Omit all images. Write out the rest of the material exactly.

··········

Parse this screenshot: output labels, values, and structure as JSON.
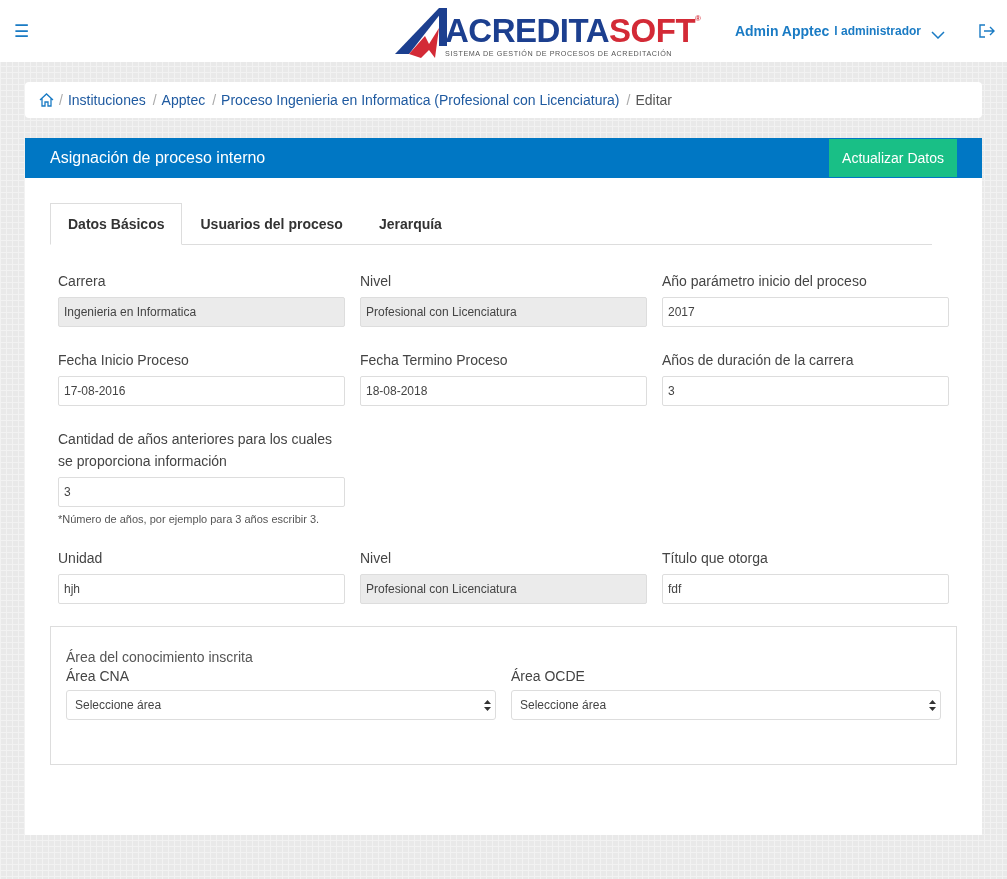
{
  "header": {
    "menu_icon": "☰",
    "logo": {
      "part_1": "ACREDITA",
      "part_2": "SOFT",
      "registered": "®",
      "tagline": "SISTEMA DE GESTIÓN DE PROCESOS DE ACREDITACIÓN"
    },
    "user": {
      "name": "Admin Apptec",
      "role": "l administrador"
    }
  },
  "breadcrumb": [
    {
      "separator": "/",
      "label": "Instituciones",
      "link": true
    },
    {
      "separator": "/",
      "label": "Apptec",
      "link": true
    },
    {
      "separator": "/",
      "label": "Proceso Ingenieria en Informatica (Profesional con Licenciatura)",
      "link": true
    },
    {
      "separator": "/",
      "label": "Editar",
      "link": false
    }
  ],
  "panel": {
    "title": "Asignación de proceso interno",
    "button": "Actualizar Datos"
  },
  "tabs": [
    {
      "label": "Datos Básicos",
      "selected": true
    },
    {
      "label": "Usuarios del proceso",
      "selected": false
    },
    {
      "label": "Jerarquía",
      "selected": false
    }
  ],
  "rows": [
    [
      {
        "label": "Carrera",
        "value": "Ingenieria en Informatica",
        "disabled": true
      },
      {
        "label": "Nivel",
        "value": "Profesional con Licenciatura",
        "disabled": true
      },
      {
        "label": "Año parámetro inicio del proceso",
        "value": "2017",
        "disabled": false
      }
    ],
    [
      {
        "label": "Fecha Inicio Proceso",
        "value": "17-08-2016",
        "disabled": false
      },
      {
        "label": "Fecha Termino Proceso",
        "value": "18-08-2018",
        "disabled": false
      },
      {
        "label": "Años de duración de la carrera",
        "value": "3",
        "disabled": false
      }
    ],
    [
      {
        "label": "Cantidad de años anteriores para los cuales se proporciona información",
        "value": "3",
        "disabled": false,
        "help": "*Número de años, por ejemplo para 3 años escribir 3."
      }
    ],
    [
      {
        "label": "Unidad",
        "value": "hjh",
        "disabled": false
      },
      {
        "label": "Nivel",
        "value": "Profesional con Licenciatura",
        "disabled": true
      },
      {
        "label": "Título que otorga",
        "value": "fdf",
        "disabled": false
      }
    ]
  ],
  "area": {
    "title": "Área del conocimiento inscrita",
    "selects": [
      {
        "label": "Área CNA",
        "placeholder": "Seleccione área"
      },
      {
        "label": "Área OCDE",
        "placeholder": "Seleccione área"
      }
    ]
  }
}
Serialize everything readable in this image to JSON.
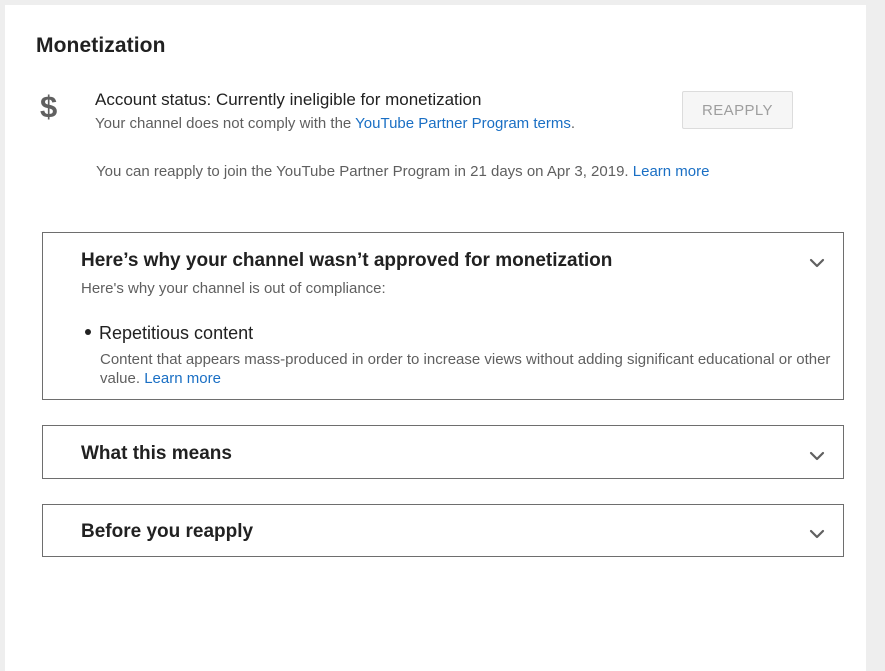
{
  "header": {
    "title": "Monetization"
  },
  "account_status": {
    "icon": "dollar-icon",
    "icon_glyph": "$",
    "title": "Account status: Currently ineligible for monetization",
    "sub_prefix": "Your channel does not comply with the ",
    "sub_link": "YouTube Partner Program terms",
    "sub_suffix": ".",
    "reapply_label": "REAPPLY",
    "note_text": "You can reapply to join the YouTube Partner Program in 21 days on Apr 3, 2019.",
    "note_link": "Learn more"
  },
  "panels": [
    {
      "title": "Here’s why your channel wasn’t approved for monetization",
      "subtitle": "Here's why your channel is out of compliance:",
      "items": [
        {
          "title": "Repetitious content",
          "description": "Content that appears mass-produced in order to increase views without adding significant educational or other value.",
          "link": "Learn more"
        }
      ]
    },
    {
      "title": "What this means"
    },
    {
      "title": "Before you reapply"
    }
  ],
  "colors": {
    "link": "#1a6fc4",
    "primary_text": "#212121",
    "secondary_text": "#5f5f5f",
    "background": "#eeeeee"
  }
}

··········

## [SOLUTION]
Parse this screenshot: output labels, values, and structure as JSON.
{
  "header": {
    "menu_icon": "☰",
    "logo": {
      "part_1": "ACREDITA",
      "part_2": "SOFT",
      "registered": "®",
      "tagline": "SISTEMA DE GESTIÓN DE PROCESOS DE ACREDITACIÓN"
    },
    "user": {
      "name": "Admin Apptec",
      "role": "l administrador"
    }
  },
  "breadcrumb": [
    {
      "separator": "/",
      "label": "Instituciones",
      "link": true
    },
    {
      "separator": "/",
      "label": "Apptec",
      "link": true
    },
    {
      "separator": "/",
      "label": "Proceso Ingenieria en Informatica (Profesional con Licenciatura)",
      "link": true
    },
    {
      "separator": "/",
      "label": "Editar",
      "link": false
    }
  ],
  "panel": {
    "title": "Asignación de proceso interno",
    "button": "Actualizar Datos"
  },
  "tabs": [
    {
      "label": "Datos Básicos",
      "selected": true
    },
    {
      "label": "Usuarios del proceso",
      "selected": false
    },
    {
      "label": "Jerarquía",
      "selected": false
    }
  ],
  "rows": [
    [
      {
        "label": "Carrera",
        "value": "Ingenieria en Informatica",
        "disabled": true
      },
      {
        "label": "Nivel",
        "value": "Profesional con Licenciatura",
        "disabled": true
      },
      {
        "label": "Año parámetro inicio del proceso",
        "value": "2017",
        "disabled": false
      }
    ],
    [
      {
        "label": "Fecha Inicio Proceso",
        "value": "17-08-2016",
        "disabled": false
      },
      {
        "label": "Fecha Termino Proceso",
        "value": "18-08-2018",
        "disabled": false
      },
      {
        "label": "Años de duración de la carrera",
        "value": "3",
        "disabled": false
      }
    ],
    [
      {
        "label": "Cantidad de años anteriores para los cuales se proporciona información",
        "value": "3",
        "disabled": false,
        "help": "*Número de años, por ejemplo para 3 años escribir 3."
      }
    ],
    [
      {
        "label": "Unidad",
        "value": "hjh",
        "disabled": false
      },
      {
        "label": "Nivel",
        "value": "Profesional con Licenciatura",
        "disabled": true
      },
      {
        "label": "Título que otorga",
        "value": "fdf",
        "disabled": false
      }
    ]
  ],
  "area": {
    "title": "Área del conocimiento inscrita",
    "selects": [
      {
        "label": "Área CNA",
        "placeholder": "Seleccione área"
      },
      {
        "label": "Área OCDE",
        "placeholder": "Seleccione área"
      }
    ]
  }
}
Serialize everything readable in this image to JSON.
{
  "header": {
    "title": "Monetization"
  },
  "account_status": {
    "icon": "dollar-icon",
    "icon_glyph": "$",
    "title": "Account status: Currently ineligible for monetization",
    "sub_prefix": "Your channel does not comply with the ",
    "sub_link": "YouTube Partner Program terms",
    "sub_suffix": ".",
    "reapply_label": "REAPPLY",
    "note_text": "You can reapply to join the YouTube Partner Program in 21 days on Apr 3, 2019.",
    "note_link": "Learn more"
  },
  "panels": [
    {
      "title": "Here’s why your channel wasn’t approved for monetization",
      "subtitle": "Here's why your channel is out of compliance:",
      "items": [
        {
          "title": "Repetitious content",
          "description": "Content that appears mass-produced in order to increase views without adding significant educational or other value.",
          "link": "Learn more"
        }
      ]
    },
    {
      "title": "What this means"
    },
    {
      "title": "Before you reapply"
    }
  ],
  "colors": {
    "link": "#1a6fc4",
    "primary_text": "#212121",
    "secondary_text": "#5f5f5f",
    "background": "#eeeeee"
  }
}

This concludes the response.